Lines of data:
_____

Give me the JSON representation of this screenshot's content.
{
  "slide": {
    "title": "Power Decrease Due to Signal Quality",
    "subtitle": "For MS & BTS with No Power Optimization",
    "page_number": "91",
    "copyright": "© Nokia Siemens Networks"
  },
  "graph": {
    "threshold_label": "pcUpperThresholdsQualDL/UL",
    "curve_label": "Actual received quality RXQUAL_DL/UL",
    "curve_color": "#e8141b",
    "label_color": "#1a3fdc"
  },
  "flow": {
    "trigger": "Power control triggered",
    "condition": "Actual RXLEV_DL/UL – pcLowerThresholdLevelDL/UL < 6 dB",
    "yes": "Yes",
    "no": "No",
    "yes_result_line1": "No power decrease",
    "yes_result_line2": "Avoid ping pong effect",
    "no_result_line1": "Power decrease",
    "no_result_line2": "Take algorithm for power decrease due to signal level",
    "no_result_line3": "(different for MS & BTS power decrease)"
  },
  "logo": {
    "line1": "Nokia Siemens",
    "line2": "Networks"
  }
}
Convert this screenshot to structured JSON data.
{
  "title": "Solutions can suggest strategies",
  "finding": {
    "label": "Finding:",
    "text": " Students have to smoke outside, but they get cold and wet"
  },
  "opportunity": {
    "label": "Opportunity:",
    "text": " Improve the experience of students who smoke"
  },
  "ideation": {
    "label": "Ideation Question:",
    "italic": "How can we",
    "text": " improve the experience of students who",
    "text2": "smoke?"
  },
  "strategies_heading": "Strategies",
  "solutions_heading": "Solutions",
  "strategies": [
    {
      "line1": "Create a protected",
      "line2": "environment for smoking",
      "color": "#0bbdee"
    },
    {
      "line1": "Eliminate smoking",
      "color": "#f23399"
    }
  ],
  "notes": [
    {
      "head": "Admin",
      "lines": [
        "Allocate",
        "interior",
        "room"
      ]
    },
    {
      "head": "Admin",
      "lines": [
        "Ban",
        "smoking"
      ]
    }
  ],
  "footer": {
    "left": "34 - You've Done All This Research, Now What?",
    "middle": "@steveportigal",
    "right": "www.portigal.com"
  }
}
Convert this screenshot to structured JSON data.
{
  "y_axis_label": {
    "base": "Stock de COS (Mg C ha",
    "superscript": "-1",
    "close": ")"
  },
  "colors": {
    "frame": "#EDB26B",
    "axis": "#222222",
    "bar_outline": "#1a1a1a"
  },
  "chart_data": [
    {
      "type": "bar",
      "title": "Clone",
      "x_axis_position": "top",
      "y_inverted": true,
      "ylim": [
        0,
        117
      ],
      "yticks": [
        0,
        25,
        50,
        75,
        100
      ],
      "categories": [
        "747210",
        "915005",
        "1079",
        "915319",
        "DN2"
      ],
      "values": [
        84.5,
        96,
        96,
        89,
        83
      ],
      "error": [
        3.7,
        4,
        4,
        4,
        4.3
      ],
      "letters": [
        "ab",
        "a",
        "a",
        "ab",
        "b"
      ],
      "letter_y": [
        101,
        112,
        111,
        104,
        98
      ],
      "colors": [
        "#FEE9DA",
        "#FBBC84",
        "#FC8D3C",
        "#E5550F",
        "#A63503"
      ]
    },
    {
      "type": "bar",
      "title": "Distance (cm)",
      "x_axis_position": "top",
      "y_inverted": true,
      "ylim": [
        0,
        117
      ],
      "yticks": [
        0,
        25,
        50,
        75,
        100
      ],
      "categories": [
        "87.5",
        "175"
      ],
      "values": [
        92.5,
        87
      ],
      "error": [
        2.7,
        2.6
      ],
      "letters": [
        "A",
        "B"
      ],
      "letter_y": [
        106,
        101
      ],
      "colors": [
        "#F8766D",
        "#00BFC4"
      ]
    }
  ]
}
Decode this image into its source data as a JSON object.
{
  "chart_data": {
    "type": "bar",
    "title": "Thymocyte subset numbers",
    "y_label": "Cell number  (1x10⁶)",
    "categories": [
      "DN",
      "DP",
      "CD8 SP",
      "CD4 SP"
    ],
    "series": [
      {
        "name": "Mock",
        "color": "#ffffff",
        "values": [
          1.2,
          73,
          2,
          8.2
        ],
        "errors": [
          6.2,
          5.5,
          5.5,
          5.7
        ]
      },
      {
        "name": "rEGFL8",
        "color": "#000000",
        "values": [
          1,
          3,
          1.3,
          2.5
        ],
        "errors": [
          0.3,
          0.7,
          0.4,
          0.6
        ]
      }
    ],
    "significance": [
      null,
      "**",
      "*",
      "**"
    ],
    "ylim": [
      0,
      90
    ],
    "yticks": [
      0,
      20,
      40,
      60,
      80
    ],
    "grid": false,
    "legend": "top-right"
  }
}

_____

* Challenge: Exactly reproduce every line found in the records.

* Complete response:
Give me the JSON representation of this screenshot's content.
{
  "slide": {
    "title": "Power Decrease Due to Signal Quality",
    "subtitle": "For MS & BTS with No Power Optimization",
    "page_number": "91",
    "copyright": "© Nokia Siemens Networks"
  },
  "graph": {
    "threshold_label": "pcUpperThresholdsQualDL/UL",
    "curve_label": "Actual received quality RXQUAL_DL/UL",
    "curve_color": "#e8141b",
    "label_color": "#1a3fdc"
  },
  "flow": {
    "trigger": "Power control triggered",
    "condition": "Actual RXLEV_DL/UL – pcLowerThresholdLevelDL/UL < 6 dB",
    "yes": "Yes",
    "no": "No",
    "yes_result_line1": "No power decrease",
    "yes_result_line2": "Avoid ping pong effect",
    "no_result_line1": "Power decrease",
    "no_result_line2": "Take algorithm for power decrease due to signal level",
    "no_result_line3": "(different for MS & BTS power decrease)"
  },
  "logo": {
    "line1": "Nokia Siemens",
    "line2": "Networks"
  }
}
Convert this screenshot to structured JSON data.
{
  "title": "Solutions can suggest strategies",
  "finding": {
    "label": "Finding:",
    "text": " Students have to smoke outside, but they get cold and wet"
  },
  "opportunity": {
    "label": "Opportunity:",
    "text": " Improve the experience of students who smoke"
  },
  "ideation": {
    "label": "Ideation Question:",
    "italic": "How can we",
    "text": " improve the experience of students who",
    "text2": "smoke?"
  },
  "strategies_heading": "Strategies",
  "solutions_heading": "Solutions",
  "strategies": [
    {
      "line1": "Create a protected",
      "line2": "environment for smoking",
      "color": "#0bbdee"
    },
    {
      "line1": "Eliminate smoking",
      "color": "#f23399"
    }
  ],
  "notes": [
    {
      "head": "Admin",
      "lines": [
        "Allocate",
        "interior",
        "room"
      ]
    },
    {
      "head": "Admin",
      "lines": [
        "Ban",
        "smoking"
      ]
    }
  ],
  "footer": {
    "left": "34 - You've Done All This Research, Now What?",
    "middle": "@steveportigal",
    "right": "www.portigal.com"
  }
}
Convert this screenshot to structured JSON data.
{
  "y_axis_label": {
    "base": "Stock de COS (Mg C ha",
    "superscript": "-1",
    "close": ")"
  },
  "colors": {
    "frame": "#EDB26B",
    "axis": "#222222",
    "bar_outline": "#1a1a1a"
  },
  "chart_data": [
    {
      "type": "bar",
      "title": "Clone",
      "x_axis_position": "top",
      "y_inverted": true,
      "ylim": [
        0,
        117
      ],
      "yticks": [
        0,
        25,
        50,
        75,
        100
      ],
      "categories": [
        "747210",
        "915005",
        "1079",
        "915319",
        "DN2"
      ],
      "values": [
        84.5,
        96,
        96,
        89,
        83
      ],
      "error": [
        3.7,
        4,
        4,
        4,
        4.3
      ],
      "letters": [
        "ab",
        "a",
        "a",
        "ab",
        "b"
      ],
      "letter_y": [
        101,
        112,
        111,
        104,
        98
      ],
      "colors": [
        "#FEE9DA",
        "#FBBC84",
        "#FC8D3C",
        "#E5550F",
        "#A63503"
      ]
    },
    {
      "type": "bar",
      "title": "Distance (cm)",
      "x_axis_position": "top",
      "y_inverted": true,
      "ylim": [
        0,
        117
      ],
      "yticks": [
        0,
        25,
        50,
        75,
        100
      ],
      "categories": [
        "87.5",
        "175"
      ],
      "values": [
        92.5,
        87
      ],
      "error": [
        2.7,
        2.6
      ],
      "letters": [
        "A",
        "B"
      ],
      "letter_y": [
        106,
        101
      ],
      "colors": [
        "#F8766D",
        "#00BFC4"
      ]
    }
  ]
}
Decode this image into its source data as a JSON object.
{
  "chart_data": {
    "type": "bar",
    "title": "Thymocyte subset numbers",
    "y_label": "Cell number  (1x10⁶)",
    "categories": [
      "DN",
      "DP",
      "CD8 SP",
      "CD4 SP"
    ],
    "series": [
      {
        "name": "Mock",
        "color": "#ffffff",
        "values": [
          1.2,
          73,
          2,
          8.2
        ],
        "errors": [
          6.2,
          5.5,
          5.5,
          5.7
        ]
      },
      {
        "name": "rEGFL8",
        "color": "#000000",
        "values": [
          1,
          3,
          1.3,
          2.5
        ],
        "errors": [
          0.3,
          0.7,
          0.4,
          0.6
        ]
      }
    ],
    "significance": [
      null,
      "**",
      "*",
      "**"
    ],
    "ylim": [
      0,
      90
    ],
    "yticks": [
      0,
      20,
      40,
      60,
      80
    ],
    "grid": false,
    "legend": "top-right"
  }
}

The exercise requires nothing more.